## [What this task involves]
Find the string "risk" in the entries and copy each line that has it.

## [Listed records]
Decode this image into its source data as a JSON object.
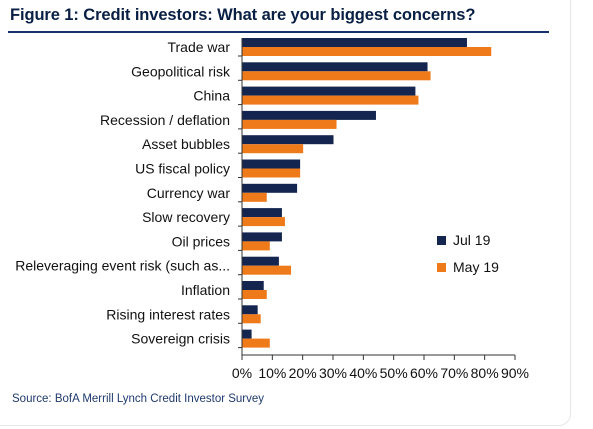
{
  "page": {
    "title": "Figure 1: Credit investors: What are your biggest concerns?",
    "source": "Source:  BofA Merrill Lynch Credit Investor Survey"
  },
  "colors": {
    "series_jul": "#14264f",
    "series_may": "#ef7a1a",
    "rule": "#16316a"
  },
  "chart_data": {
    "type": "bar",
    "orientation": "horizontal",
    "title": "Figure 1: Credit investors: What are your biggest concerns?",
    "categories": [
      "Trade war",
      "Geopolitical risk",
      "China",
      "Recession / deflation",
      "Asset bubbles",
      "US fiscal policy",
      "Currency war",
      "Slow recovery",
      "Oil prices",
      "Releveraging event risk (such as...",
      "Inflation",
      "Rising interest rates",
      "Sovereign crisis"
    ],
    "series": [
      {
        "name": "Jul 19",
        "values": [
          74,
          61,
          57,
          44,
          30,
          19,
          18,
          13,
          13,
          12,
          7,
          5,
          3
        ]
      },
      {
        "name": "May 19",
        "values": [
          82,
          62,
          58,
          31,
          20,
          19,
          8,
          14,
          9,
          16,
          8,
          6,
          9
        ]
      }
    ],
    "xlim": [
      0,
      90
    ],
    "xticks": [
      "0%",
      "10%",
      "20%",
      "30%",
      "40%",
      "50%",
      "60%",
      "70%",
      "80%",
      "90%"
    ],
    "xlabel": "",
    "ylabel": "",
    "grid": false,
    "legend_position": "right"
  }
}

## [Reply]
      "Geopolitical risk",
      "Releveraging event risk (such as...",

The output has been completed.